Your objective> Select and copy out every line in the records containing "voulut".

Task input>
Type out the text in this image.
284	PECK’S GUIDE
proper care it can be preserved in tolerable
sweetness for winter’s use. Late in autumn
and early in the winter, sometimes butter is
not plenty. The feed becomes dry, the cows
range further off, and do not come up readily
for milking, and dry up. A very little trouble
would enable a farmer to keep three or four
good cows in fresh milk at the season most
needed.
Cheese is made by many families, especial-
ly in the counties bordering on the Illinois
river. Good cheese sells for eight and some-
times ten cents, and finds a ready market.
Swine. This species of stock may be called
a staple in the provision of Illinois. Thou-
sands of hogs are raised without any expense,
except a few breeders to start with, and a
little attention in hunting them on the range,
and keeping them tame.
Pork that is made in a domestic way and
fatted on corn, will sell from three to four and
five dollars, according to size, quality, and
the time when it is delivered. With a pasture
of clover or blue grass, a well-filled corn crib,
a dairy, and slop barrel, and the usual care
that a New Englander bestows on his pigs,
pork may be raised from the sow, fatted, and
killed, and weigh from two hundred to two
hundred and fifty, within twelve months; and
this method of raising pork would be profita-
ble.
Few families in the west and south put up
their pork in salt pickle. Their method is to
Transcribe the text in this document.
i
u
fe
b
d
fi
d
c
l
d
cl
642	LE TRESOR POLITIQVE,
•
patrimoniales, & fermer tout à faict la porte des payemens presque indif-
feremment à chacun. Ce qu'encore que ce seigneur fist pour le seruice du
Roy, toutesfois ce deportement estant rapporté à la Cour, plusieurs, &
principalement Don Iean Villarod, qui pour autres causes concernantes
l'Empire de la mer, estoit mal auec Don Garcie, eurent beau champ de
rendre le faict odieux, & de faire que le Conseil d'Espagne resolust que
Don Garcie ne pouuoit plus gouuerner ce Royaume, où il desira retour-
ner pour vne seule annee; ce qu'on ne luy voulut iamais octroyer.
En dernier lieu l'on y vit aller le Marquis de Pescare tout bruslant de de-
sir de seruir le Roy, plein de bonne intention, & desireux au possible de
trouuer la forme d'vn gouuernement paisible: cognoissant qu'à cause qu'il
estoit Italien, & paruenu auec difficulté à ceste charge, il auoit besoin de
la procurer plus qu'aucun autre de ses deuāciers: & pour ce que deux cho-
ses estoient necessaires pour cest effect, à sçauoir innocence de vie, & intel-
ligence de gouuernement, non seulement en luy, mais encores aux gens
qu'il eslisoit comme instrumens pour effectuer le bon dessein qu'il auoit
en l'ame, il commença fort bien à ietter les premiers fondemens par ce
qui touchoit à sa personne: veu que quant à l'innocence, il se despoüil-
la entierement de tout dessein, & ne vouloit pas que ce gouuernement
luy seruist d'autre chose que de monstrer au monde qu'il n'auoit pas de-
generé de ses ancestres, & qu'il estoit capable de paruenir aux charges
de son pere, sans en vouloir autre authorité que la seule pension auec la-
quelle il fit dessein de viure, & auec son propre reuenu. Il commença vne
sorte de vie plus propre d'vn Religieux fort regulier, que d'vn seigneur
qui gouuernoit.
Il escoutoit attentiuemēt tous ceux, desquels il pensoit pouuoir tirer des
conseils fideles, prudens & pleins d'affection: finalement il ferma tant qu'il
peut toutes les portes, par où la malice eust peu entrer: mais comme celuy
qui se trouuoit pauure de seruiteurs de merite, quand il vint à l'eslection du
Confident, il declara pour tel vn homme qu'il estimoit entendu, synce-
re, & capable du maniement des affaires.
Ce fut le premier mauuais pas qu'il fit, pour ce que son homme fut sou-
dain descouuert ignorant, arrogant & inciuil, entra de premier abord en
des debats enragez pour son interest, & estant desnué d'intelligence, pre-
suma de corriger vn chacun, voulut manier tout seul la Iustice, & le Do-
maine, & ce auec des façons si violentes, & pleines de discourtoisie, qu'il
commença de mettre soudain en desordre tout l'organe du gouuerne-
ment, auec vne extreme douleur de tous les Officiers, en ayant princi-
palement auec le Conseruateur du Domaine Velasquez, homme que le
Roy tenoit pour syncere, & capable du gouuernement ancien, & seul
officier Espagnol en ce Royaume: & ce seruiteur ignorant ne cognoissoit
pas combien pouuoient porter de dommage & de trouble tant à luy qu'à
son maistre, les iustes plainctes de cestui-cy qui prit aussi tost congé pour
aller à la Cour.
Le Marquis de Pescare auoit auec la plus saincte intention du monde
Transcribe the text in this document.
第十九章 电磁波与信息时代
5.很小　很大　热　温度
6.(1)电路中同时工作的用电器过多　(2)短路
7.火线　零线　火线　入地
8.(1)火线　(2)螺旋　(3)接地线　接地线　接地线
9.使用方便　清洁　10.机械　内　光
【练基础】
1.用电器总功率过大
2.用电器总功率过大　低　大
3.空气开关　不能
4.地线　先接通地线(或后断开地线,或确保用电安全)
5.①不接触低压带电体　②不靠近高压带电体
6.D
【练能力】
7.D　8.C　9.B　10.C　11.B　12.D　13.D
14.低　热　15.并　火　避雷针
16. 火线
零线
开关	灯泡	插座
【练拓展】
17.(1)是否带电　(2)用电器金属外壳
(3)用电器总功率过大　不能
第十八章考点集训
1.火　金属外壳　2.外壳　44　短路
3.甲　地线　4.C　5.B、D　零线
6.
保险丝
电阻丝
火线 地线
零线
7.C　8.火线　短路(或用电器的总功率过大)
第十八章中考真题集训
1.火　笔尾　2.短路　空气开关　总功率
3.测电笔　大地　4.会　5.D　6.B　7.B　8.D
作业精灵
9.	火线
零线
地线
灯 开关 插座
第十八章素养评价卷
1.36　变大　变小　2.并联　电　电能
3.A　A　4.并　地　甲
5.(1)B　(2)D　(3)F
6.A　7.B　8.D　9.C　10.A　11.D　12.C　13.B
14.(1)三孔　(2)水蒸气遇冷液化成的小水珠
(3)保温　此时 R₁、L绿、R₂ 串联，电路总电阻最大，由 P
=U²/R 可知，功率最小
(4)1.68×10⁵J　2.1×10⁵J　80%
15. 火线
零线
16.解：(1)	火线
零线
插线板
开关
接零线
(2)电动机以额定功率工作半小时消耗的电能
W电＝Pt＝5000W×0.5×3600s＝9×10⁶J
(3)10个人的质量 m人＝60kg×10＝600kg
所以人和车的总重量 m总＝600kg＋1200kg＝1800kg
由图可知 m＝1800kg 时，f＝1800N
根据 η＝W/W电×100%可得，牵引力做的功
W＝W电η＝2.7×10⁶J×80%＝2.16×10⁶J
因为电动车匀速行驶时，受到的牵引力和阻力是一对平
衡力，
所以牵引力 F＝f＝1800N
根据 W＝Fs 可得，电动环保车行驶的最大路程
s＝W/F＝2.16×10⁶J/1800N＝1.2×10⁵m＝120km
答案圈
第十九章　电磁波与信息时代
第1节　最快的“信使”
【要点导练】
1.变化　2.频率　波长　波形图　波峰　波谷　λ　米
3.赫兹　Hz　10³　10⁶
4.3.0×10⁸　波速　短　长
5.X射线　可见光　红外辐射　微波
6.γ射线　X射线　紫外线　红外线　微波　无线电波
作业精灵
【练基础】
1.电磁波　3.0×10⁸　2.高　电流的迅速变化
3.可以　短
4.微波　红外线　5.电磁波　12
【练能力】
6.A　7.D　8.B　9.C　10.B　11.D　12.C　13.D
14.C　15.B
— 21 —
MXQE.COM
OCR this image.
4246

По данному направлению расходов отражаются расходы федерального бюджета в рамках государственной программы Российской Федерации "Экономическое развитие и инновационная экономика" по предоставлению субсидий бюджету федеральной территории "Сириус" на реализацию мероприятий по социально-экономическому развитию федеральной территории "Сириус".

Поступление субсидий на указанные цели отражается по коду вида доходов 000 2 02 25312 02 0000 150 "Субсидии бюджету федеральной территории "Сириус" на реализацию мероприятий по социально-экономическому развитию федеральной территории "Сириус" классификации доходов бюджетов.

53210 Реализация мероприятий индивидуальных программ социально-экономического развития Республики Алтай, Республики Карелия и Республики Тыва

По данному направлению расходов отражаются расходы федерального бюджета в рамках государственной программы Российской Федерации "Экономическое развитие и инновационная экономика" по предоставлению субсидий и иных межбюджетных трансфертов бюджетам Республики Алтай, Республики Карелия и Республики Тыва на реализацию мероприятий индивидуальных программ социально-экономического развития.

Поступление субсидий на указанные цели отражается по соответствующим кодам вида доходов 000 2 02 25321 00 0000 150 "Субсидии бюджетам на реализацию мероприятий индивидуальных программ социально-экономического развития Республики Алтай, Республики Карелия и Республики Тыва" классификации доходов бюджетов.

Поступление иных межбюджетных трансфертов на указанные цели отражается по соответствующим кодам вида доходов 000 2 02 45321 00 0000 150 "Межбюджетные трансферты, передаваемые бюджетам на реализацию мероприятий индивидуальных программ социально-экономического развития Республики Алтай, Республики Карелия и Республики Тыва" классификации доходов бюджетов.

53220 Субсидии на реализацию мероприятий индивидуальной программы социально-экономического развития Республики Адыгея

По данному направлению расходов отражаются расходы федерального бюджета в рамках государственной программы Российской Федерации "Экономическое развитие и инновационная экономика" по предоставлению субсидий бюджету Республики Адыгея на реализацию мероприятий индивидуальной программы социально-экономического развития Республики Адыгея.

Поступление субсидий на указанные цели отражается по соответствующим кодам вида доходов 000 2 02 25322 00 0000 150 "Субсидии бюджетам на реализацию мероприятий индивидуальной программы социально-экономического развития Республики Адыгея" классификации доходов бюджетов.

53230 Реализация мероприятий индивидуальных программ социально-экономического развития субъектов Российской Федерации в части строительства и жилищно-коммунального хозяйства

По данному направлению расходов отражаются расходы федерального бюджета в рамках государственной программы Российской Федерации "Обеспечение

Output>
ner pour vne seule annee; ce qu'on ne luy voulut iamais octroyer.
suma de corriger vn chacun, voulut manier tout seul la Iustice, & le Do-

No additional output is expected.